__Problem requirements__
Without altering anything, repeat each of the records.

Stored data entries
○ ○ ○ ○ ○ ○ ○
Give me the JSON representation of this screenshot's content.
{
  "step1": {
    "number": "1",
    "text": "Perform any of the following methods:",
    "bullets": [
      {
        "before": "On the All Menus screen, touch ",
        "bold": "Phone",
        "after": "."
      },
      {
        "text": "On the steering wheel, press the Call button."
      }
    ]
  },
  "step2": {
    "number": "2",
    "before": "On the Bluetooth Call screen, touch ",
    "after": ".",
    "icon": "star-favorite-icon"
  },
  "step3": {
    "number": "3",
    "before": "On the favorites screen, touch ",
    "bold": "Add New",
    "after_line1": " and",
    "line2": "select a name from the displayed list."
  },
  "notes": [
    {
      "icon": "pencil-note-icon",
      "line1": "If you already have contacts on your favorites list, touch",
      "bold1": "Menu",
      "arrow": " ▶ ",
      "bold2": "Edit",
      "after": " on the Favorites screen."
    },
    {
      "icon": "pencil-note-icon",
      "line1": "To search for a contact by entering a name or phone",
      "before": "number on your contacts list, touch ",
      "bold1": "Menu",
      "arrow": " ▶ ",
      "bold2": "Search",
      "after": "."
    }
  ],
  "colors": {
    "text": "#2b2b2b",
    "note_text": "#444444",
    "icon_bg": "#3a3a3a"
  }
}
○ ○ ○ ○ ○ ○ ○
__Response to the task__
Give me the JSON representation of this screenshot's content.
{
  "step1": {
    "number": "1",
    "text": "Perform any of the following methods:",
    "bullets": [
      {
        "before": "On the All Menus screen, touch ",
        "bold": "Phone",
        "after": "."
      },
      {
        "text": "On the steering wheel, press the Call button."
      }
    ]
  },
  "step2": {
    "number": "2",
    "before": "On the Bluetooth Call screen, touch ",
    "after": ".",
    "icon": "star-favorite-icon"
  },
  "step3": {
    "number": "3",
    "before": "On the favorites screen, touch ",
    "bold": "Add New",
    "after_line1": " and",
    "line2": "select a name from the displayed list."
  },
  "notes": [
    {
      "icon": "pencil-note-icon",
      "line1": "If you already have contacts on your favorites list, touch",
      "bold1": "Menu",
      "arrow": " ▶ ",
      "bold2": "Edit",
      "after": " on the Favorites screen."
    },
    {
      "icon": "pencil-note-icon",
      "line1": "To search for a contact by entering a name or phone",
      "before": "number on your contacts list, touch ",
      "bold1": "Menu",
      "arrow": " ▶ ",
      "bold2": "Search",
      "after": "."
    }
  ],
  "colors": {
    "text": "#2b2b2b",
    "note_text": "#444444",
    "icon_bg": "#3a3a3a"
  }
}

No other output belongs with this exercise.